(Extracted records):
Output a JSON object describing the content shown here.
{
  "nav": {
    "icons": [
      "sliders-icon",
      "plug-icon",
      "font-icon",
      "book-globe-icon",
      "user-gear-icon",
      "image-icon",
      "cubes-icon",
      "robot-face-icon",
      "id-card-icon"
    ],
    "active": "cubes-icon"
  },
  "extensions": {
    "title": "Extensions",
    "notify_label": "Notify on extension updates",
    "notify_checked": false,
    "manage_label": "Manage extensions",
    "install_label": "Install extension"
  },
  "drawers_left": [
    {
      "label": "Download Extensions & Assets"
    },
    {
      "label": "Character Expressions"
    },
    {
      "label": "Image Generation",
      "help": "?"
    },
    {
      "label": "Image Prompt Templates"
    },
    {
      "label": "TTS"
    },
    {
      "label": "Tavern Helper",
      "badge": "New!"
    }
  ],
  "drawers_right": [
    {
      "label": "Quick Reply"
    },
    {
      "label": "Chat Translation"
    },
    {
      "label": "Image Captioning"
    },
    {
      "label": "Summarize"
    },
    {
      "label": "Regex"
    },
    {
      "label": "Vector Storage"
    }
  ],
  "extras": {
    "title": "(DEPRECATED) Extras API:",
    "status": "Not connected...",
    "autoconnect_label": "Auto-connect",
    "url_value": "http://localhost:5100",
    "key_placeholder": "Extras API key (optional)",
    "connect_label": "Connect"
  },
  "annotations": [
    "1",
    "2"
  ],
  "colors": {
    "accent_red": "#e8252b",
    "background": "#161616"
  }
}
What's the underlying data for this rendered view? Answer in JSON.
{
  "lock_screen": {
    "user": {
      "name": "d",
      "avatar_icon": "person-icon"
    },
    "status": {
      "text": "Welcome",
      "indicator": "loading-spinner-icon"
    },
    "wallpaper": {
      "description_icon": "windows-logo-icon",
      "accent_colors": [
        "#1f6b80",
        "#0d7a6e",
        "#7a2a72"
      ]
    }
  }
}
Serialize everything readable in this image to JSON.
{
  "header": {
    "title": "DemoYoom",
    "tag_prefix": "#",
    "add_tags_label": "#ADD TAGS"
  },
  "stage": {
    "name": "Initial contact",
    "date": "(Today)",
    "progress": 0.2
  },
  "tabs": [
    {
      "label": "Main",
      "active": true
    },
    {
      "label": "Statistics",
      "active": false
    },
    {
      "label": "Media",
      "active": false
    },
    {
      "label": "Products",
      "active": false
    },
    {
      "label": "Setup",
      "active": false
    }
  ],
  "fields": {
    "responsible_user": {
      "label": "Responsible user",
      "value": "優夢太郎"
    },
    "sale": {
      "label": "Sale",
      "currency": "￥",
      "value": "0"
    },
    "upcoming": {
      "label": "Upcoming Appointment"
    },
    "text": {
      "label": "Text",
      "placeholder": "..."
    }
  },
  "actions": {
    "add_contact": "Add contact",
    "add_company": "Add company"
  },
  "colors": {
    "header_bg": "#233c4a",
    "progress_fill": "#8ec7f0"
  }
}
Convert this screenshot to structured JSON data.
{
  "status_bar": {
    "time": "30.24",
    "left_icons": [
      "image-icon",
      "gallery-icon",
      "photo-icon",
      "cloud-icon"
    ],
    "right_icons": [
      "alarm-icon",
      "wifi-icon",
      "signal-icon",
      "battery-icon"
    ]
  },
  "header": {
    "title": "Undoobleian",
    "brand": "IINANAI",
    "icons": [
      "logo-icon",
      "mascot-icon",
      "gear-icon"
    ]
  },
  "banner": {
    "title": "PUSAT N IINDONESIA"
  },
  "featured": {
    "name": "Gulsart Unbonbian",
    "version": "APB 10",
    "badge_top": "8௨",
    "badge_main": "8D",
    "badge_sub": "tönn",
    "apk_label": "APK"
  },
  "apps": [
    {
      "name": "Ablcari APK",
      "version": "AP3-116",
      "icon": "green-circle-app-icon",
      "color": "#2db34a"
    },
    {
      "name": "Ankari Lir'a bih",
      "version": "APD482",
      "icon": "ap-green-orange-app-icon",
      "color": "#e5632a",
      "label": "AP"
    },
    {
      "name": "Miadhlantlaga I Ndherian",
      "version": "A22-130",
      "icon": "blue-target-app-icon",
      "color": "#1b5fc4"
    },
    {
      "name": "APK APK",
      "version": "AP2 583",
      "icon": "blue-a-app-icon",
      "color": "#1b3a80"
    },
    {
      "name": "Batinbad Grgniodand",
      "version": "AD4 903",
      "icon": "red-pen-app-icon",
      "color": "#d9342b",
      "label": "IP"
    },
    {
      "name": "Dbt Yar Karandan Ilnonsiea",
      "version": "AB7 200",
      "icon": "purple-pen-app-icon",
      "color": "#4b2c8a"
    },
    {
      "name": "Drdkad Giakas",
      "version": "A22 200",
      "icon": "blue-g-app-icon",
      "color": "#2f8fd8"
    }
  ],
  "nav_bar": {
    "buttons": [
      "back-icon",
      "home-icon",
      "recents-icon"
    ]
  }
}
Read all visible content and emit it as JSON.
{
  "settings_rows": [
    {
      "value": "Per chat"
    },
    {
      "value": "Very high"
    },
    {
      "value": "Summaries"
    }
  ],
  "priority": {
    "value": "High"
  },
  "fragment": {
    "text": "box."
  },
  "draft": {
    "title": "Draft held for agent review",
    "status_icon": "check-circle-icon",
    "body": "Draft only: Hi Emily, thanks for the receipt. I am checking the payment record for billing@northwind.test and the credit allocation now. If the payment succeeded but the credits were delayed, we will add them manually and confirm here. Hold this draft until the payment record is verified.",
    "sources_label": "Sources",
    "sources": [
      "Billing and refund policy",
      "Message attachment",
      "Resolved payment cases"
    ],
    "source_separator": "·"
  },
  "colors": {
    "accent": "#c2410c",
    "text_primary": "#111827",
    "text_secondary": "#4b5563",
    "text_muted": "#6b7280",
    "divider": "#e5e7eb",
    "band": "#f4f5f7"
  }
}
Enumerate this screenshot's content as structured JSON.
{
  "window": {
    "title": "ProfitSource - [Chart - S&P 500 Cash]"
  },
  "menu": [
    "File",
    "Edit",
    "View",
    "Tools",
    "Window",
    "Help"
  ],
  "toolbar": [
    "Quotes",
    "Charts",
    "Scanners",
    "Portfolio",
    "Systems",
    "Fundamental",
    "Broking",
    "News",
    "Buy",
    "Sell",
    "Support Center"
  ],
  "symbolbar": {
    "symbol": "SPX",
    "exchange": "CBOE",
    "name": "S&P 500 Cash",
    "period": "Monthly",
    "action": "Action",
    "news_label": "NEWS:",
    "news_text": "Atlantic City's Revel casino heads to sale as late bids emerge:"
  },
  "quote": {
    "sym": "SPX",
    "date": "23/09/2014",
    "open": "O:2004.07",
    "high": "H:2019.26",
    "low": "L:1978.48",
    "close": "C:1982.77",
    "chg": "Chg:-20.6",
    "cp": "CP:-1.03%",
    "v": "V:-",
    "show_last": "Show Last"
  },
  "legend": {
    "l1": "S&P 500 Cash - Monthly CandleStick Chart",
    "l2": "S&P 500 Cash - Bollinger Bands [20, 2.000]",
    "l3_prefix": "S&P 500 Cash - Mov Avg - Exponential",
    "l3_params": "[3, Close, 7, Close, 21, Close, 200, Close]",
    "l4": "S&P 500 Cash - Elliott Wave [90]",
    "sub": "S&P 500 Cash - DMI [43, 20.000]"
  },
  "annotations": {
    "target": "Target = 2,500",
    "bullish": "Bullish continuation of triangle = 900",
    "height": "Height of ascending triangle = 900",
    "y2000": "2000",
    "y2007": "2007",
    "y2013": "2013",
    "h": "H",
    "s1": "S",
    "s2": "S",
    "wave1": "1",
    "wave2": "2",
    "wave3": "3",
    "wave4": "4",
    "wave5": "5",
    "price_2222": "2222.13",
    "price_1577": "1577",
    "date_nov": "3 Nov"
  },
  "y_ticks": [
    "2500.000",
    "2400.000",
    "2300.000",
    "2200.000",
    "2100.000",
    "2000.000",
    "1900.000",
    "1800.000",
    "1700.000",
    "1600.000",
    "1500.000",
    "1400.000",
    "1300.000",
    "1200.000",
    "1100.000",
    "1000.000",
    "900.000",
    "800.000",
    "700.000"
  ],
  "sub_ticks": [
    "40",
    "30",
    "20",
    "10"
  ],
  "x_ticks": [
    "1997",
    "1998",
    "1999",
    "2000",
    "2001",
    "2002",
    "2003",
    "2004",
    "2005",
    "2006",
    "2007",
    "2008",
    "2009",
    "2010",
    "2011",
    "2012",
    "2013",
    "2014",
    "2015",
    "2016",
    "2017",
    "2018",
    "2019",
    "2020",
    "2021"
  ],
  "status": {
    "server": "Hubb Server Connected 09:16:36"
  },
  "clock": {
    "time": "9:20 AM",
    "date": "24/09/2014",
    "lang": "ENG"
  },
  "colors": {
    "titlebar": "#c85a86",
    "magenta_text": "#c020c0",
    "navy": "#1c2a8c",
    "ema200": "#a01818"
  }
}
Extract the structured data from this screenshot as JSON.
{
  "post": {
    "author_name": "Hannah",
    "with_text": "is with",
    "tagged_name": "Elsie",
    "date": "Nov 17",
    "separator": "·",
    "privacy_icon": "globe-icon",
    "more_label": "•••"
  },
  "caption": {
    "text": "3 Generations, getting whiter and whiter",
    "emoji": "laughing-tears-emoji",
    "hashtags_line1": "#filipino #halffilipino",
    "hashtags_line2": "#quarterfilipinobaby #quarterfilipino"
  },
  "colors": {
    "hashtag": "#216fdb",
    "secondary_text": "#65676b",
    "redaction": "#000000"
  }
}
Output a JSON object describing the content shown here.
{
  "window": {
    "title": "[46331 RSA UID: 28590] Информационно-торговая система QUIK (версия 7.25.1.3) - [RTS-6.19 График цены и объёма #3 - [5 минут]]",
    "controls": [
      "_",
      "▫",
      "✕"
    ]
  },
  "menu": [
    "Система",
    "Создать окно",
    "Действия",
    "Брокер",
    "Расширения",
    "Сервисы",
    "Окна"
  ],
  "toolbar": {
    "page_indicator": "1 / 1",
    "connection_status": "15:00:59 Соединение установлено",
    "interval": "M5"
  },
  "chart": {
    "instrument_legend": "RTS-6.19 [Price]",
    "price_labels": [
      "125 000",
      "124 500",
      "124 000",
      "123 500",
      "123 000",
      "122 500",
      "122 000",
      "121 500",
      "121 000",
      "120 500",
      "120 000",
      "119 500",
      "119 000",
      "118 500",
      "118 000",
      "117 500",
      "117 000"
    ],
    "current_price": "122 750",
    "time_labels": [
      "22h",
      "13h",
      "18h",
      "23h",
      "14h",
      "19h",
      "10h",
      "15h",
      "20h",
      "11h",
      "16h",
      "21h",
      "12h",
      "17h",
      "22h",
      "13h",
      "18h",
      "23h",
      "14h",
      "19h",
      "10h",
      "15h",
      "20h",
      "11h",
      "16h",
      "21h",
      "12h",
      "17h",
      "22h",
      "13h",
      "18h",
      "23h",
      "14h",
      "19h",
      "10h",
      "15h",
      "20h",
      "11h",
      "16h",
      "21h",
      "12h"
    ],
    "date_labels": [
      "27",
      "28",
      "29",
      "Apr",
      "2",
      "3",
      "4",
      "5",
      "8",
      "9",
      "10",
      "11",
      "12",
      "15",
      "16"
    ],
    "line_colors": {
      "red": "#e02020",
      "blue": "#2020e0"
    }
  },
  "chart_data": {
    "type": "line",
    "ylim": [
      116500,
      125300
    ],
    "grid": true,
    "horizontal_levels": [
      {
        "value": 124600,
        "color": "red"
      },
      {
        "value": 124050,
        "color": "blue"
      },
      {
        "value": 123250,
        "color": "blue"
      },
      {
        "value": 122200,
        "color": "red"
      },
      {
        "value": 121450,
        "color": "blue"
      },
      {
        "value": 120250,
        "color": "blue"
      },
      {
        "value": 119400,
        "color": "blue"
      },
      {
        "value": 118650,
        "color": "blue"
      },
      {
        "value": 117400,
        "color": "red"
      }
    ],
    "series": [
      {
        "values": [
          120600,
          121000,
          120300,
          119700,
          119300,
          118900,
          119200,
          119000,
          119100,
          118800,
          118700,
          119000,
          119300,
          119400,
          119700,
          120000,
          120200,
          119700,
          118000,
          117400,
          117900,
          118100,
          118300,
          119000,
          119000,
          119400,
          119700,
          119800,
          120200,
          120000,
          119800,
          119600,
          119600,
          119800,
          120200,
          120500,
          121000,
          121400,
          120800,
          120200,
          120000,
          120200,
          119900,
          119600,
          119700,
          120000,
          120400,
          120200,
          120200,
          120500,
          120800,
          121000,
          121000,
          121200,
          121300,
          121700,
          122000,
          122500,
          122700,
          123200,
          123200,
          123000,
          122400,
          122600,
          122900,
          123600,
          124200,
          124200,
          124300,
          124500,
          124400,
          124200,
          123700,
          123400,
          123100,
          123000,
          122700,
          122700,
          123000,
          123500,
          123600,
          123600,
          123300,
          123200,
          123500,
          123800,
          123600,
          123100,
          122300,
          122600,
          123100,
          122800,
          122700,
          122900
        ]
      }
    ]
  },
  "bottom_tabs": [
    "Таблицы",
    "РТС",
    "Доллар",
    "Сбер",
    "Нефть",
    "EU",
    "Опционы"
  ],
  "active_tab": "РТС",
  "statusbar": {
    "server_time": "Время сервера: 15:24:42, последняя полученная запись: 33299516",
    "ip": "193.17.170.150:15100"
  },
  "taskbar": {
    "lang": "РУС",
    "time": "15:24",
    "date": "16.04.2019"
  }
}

(Objective): Reproduce every line of the listing above in which the string "Cash" appears.

(Complete answer):
    "title": "ProfitSource - [Chart - S&P 500 Cash]"
    "name": "S&P 500 Cash",
    "l1": "S&P 500 Cash - Monthly CandleStick Chart",
    "l2": "S&P 500 Cash - Bollinger Bands [20, 2.000]",
    "l3_prefix": "S&P 500 Cash - Mov Avg - Exponential",
    "l4": "S&P 500 Cash - Elliott Wave [90]",
    "sub": "S&P 500 Cash - DMI [43, 20.000]"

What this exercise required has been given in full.